What is the number of lines in these entries that include "geomagnetic"? Write that number and no other text.

### Provided material

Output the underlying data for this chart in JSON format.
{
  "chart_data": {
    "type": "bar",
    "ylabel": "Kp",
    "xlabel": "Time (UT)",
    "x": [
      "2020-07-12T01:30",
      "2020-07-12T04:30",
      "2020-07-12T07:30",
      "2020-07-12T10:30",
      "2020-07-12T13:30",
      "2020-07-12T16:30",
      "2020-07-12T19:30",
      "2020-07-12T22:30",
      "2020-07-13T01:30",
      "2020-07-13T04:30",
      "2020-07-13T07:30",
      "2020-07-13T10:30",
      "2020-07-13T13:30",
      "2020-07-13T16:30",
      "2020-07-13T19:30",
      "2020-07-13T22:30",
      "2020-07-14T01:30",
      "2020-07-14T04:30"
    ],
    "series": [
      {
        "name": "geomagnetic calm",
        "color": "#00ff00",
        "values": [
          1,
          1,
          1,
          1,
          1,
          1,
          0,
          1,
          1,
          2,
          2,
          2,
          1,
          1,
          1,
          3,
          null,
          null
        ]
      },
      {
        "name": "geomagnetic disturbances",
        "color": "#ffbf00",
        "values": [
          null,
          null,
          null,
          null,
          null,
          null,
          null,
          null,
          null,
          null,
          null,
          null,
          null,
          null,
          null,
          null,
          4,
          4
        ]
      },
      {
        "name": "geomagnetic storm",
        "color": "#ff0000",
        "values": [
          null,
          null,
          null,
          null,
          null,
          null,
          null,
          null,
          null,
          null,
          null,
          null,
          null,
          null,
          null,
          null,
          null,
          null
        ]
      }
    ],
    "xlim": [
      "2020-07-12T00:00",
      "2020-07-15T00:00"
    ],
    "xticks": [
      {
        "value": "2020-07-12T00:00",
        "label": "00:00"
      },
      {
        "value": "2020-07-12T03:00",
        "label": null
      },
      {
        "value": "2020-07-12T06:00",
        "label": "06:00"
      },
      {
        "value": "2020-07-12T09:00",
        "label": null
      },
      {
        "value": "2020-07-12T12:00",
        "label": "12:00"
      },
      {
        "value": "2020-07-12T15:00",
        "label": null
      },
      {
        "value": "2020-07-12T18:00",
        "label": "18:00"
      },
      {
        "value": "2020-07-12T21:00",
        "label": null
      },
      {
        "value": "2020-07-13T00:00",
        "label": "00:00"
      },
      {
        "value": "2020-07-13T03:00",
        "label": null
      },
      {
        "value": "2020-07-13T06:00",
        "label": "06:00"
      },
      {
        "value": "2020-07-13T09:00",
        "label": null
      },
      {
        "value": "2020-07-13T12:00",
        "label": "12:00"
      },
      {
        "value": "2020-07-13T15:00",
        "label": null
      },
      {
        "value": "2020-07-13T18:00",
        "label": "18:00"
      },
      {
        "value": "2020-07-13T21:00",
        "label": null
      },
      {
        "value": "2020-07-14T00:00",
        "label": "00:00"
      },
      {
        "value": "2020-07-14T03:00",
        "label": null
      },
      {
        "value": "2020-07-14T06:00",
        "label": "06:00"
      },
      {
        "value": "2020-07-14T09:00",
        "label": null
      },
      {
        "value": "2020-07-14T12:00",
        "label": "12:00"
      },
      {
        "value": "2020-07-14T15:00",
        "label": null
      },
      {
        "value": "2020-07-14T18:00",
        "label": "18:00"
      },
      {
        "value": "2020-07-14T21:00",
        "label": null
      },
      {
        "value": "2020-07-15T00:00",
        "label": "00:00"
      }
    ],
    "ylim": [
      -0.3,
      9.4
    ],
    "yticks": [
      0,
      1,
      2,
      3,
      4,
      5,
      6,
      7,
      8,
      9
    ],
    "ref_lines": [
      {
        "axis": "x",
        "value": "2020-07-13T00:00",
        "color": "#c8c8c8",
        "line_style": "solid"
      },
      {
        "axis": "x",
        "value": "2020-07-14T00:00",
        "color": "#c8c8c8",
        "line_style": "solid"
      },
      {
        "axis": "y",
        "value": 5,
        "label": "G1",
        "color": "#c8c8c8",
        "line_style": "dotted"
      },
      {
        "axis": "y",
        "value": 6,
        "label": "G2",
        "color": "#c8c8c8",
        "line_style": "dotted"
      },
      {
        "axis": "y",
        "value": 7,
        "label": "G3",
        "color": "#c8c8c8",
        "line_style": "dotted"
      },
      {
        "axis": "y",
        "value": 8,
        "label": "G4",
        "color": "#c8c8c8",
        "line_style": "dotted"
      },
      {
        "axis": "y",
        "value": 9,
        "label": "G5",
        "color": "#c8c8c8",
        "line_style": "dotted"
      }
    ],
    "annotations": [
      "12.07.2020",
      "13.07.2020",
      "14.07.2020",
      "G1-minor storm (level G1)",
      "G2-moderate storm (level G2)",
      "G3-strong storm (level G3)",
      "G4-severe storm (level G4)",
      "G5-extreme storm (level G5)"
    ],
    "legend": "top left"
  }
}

######
### Provided material

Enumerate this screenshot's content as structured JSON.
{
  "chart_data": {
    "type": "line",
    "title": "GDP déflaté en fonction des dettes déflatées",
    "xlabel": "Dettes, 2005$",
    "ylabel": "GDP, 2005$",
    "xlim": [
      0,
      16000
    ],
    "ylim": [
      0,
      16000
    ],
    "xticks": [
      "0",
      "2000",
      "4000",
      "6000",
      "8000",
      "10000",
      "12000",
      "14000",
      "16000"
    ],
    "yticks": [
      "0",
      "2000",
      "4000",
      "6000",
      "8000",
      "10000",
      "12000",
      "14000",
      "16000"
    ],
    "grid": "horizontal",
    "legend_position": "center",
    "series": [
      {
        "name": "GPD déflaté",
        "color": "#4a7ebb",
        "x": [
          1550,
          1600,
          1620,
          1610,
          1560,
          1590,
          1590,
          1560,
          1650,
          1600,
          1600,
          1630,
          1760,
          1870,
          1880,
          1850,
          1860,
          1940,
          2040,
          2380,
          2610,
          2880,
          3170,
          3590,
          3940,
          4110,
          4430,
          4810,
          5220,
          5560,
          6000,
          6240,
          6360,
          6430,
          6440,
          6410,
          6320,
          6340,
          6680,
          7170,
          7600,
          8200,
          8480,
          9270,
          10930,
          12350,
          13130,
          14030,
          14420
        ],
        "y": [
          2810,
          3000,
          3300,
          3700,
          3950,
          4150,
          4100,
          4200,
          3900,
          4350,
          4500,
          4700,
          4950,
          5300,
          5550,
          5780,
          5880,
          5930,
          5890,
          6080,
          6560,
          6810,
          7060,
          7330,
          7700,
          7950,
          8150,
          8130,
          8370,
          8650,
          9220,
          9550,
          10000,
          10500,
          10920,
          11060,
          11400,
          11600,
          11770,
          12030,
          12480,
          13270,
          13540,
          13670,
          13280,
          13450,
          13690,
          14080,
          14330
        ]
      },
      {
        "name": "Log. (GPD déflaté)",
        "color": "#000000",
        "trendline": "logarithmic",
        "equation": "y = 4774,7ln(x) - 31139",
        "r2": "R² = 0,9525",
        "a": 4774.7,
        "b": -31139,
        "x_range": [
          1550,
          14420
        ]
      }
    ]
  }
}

######

The solution:
3